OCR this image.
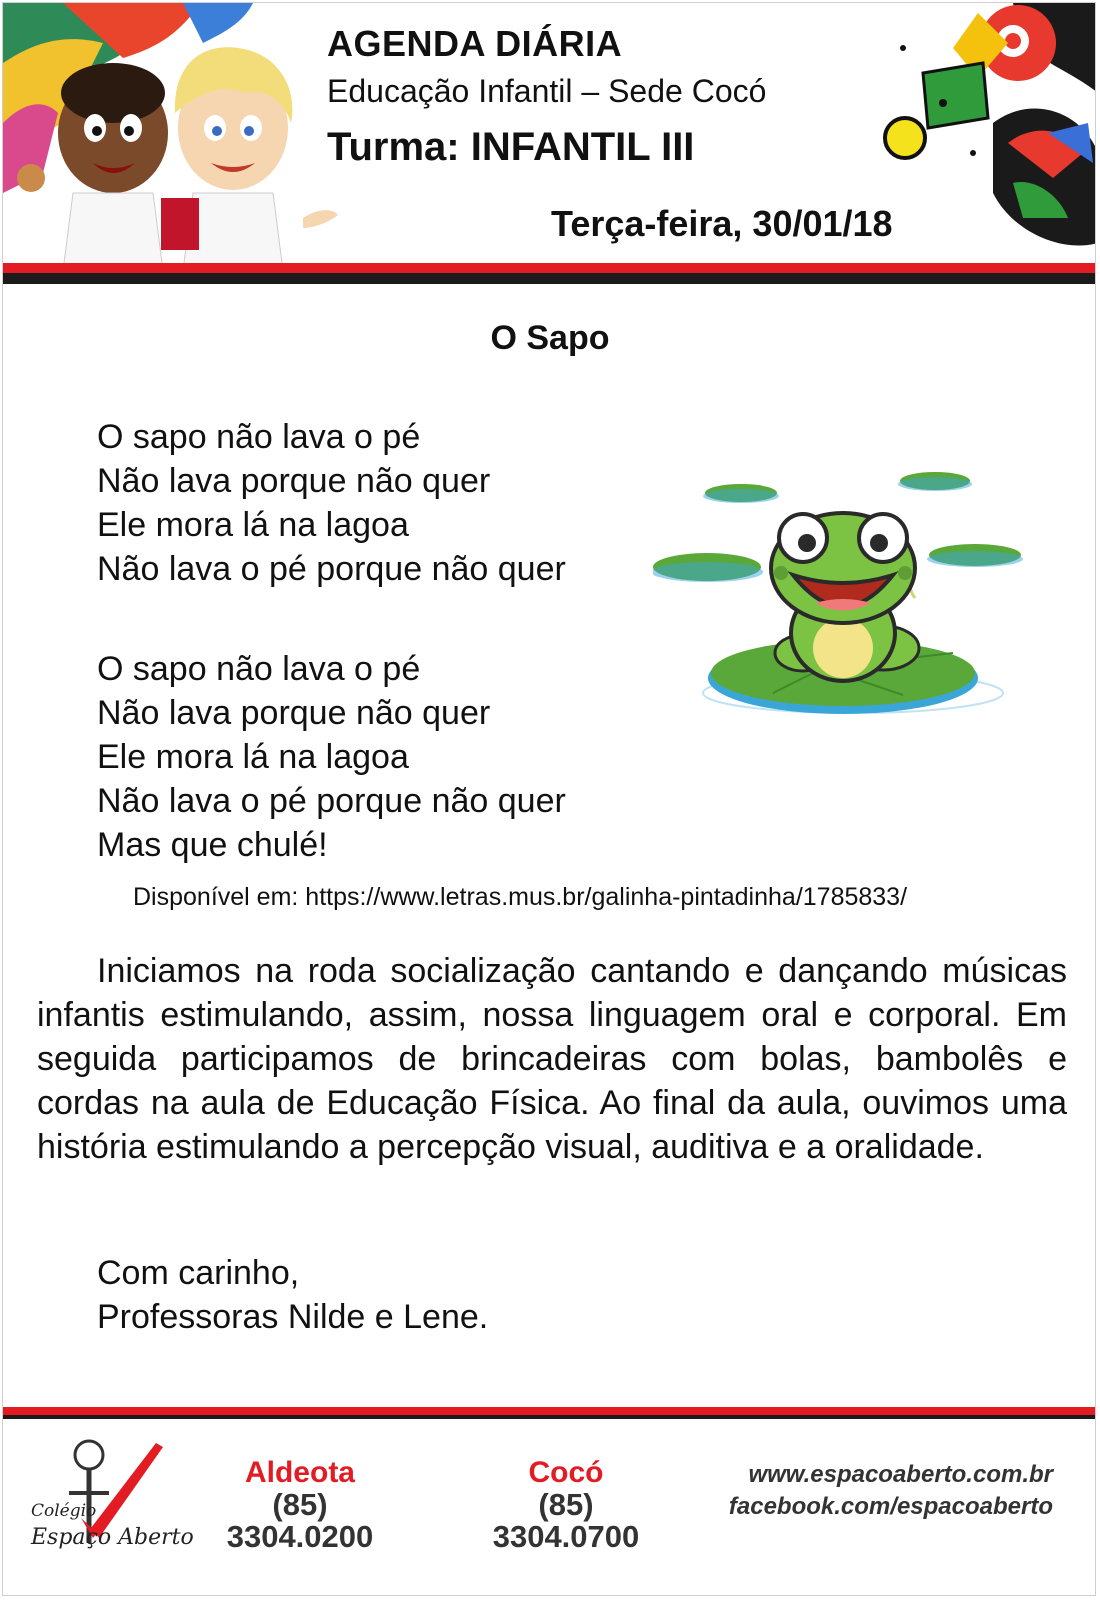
AGENDA DIÁRIA
Educação Infantil – Sede Cocó
Turma: INFANTIL III
Terça-feira, 30/01/18
O Sapo
O sapo não lava o pé
Não lava porque não quer
Ele mora lá na lagoa
Não lava o pé porque não quer
O sapo não lava o pé
Não lava porque não quer
Ele mora lá na lagoa
Não lava o pé porque não quer
Mas que chulé!
Disponível em: https://www.letras.mus.br/galinha-pintadinha/1785833/
Iniciamos na roda socialização cantando e dançando músicas infantis estimulando, assim, nossa linguagem oral e corporal. Em seguida participamos de brincadeiras com bolas, bambolês e cordas na aula de Educação Física. Ao final da aula, ouvimos uma história estimulando a percepção visual, auditiva e a oralidade.
Com carinho,
Professoras Nilde e Lene.
Colégio
Espaço Aberto
Aldeota
(85) 3304.0200
Cocó
(85) 3304.0700
www.espacoaberto.com.br
facebook.com/espacoaberto
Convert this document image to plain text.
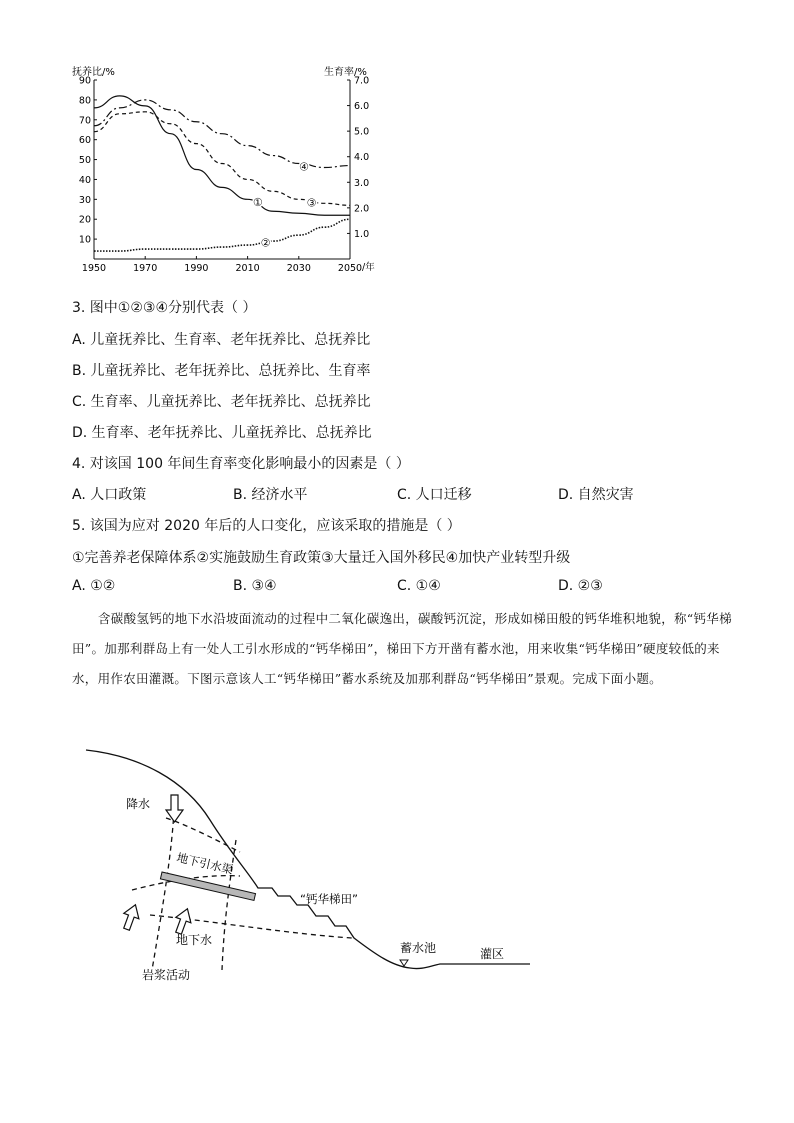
抚养比/%	生育率/%
/年
1950	1970	1990	2010	2030	2050
90
80
70
60
50
40
30
20
10
7.0
6.0
5.0
4.0
3.0
2.0
1.0
①
②
③
④
3. 图中①②③④分别代表（ ）
A. 儿童抚养比、生育率、老年抚养比、总抚养比
B. 儿童抚养比、老年抚养比、总抚养比、生育率
C. 生育率、儿童抚养比、老年抚养比、总抚养比
D. 生育率、老年抚养比、儿童抚养比、总抚养比
4. 对该国 100 年间生育率变化影响最小的因素是（ ）
A. 人口政策	B. 经济水平	C. 人口迁移	D. 自然灾害
5. 该国为应对 2020 年后的人口变化，应该采取的措施是（ ）
①完善养老保障体系②实施鼓励生育政策③大量迁入国外移民④加快产业转型升级
A. ①②	B. ③④	C. ①④	D. ②③
含碳酸氢钙的地下水沿坡面流动的过程中二氧化碳逸出，碳酸钙沉淀，形成如梯田般的钙华堆积地貌，称“钙华梯田”。加那利群岛上有一处人工引水形成的“钙华梯田”，梯田下方开凿有蓄水池，用来收集“钙华梯田”硬度较低的来水，用作农田灌溉。下图示意该人工“钙华梯田”蓄水系统及加那利群岛“钙华梯田”景观。完成下面小题。
降水
地下引水渠
“钙华梯田”
地下水
岩浆活动
蓄水池	灌区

────────

Leave out the pictures and return every record word for word.

Exercise answer
OCR this image.
AGENDA DIÁRIA
Educação Infantil – Sede Cocó
Turma: INFANTIL III
Terça-feira, 30/01/18
O Sapo
O sapo não lava o pé
Não lava porque não quer
Ele mora lá na lagoa
Não lava o pé porque não quer
O sapo não lava o pé
Não lava porque não quer
Ele mora lá na lagoa
Não lava o pé porque não quer
Mas que chulé!
Disponível em: https://www.letras.mus.br/galinha-pintadinha/1785833/
Iniciamos na roda socialização cantando e dançando músicas infantis estimulando, assim, nossa linguagem oral e corporal. Em seguida participamos de brincadeiras com bolas, bambolês e cordas na aula de Educação Física. Ao final da aula, ouvimos uma história estimulando a percepção visual, auditiva e a oralidade.
Com carinho,
Professoras Nilde e Lene.
Colégio
Espaço Aberto
Aldeota
(85) 3304.0200
Cocó
(85) 3304.0700
www.espacoaberto.com.br
facebook.com/espacoaberto
Convert this document image to plain text.
抚养比/%	生育率/%
/年
1950	1970	1990	2010	2030	2050
90
80
70
60
50
40
30
20
10
7.0
6.0
5.0
4.0
3.0
2.0
1.0
①
②
③
④
3. 图中①②③④分别代表（ ）
A. 儿童抚养比、生育率、老年抚养比、总抚养比
B. 儿童抚养比、老年抚养比、总抚养比、生育率
C. 生育率、儿童抚养比、老年抚养比、总抚养比
D. 生育率、老年抚养比、儿童抚养比、总抚养比
4. 对该国 100 年间生育率变化影响最小的因素是（ ）
A. 人口政策	B. 经济水平	C. 人口迁移	D. 自然灾害
5. 该国为应对 2020 年后的人口变化，应该采取的措施是（ ）
①完善养老保障体系②实施鼓励生育政策③大量迁入国外移民④加快产业转型升级
A. ①②	B. ③④	C. ①④	D. ②③
含碳酸氢钙的地下水沿坡面流动的过程中二氧化碳逸出，碳酸钙沉淀，形成如梯田般的钙华堆积地貌，称“钙华梯田”。加那利群岛上有一处人工引水形成的“钙华梯田”，梯田下方开凿有蓄水池，用来收集“钙华梯田”硬度较低的来水，用作农田灌溉。下图示意该人工“钙华梯田”蓄水系统及加那利群岛“钙华梯田”景观。完成下面小题。
降水
地下引水渠
“钙华梯田”
地下水
岩浆活动
蓄水池	灌区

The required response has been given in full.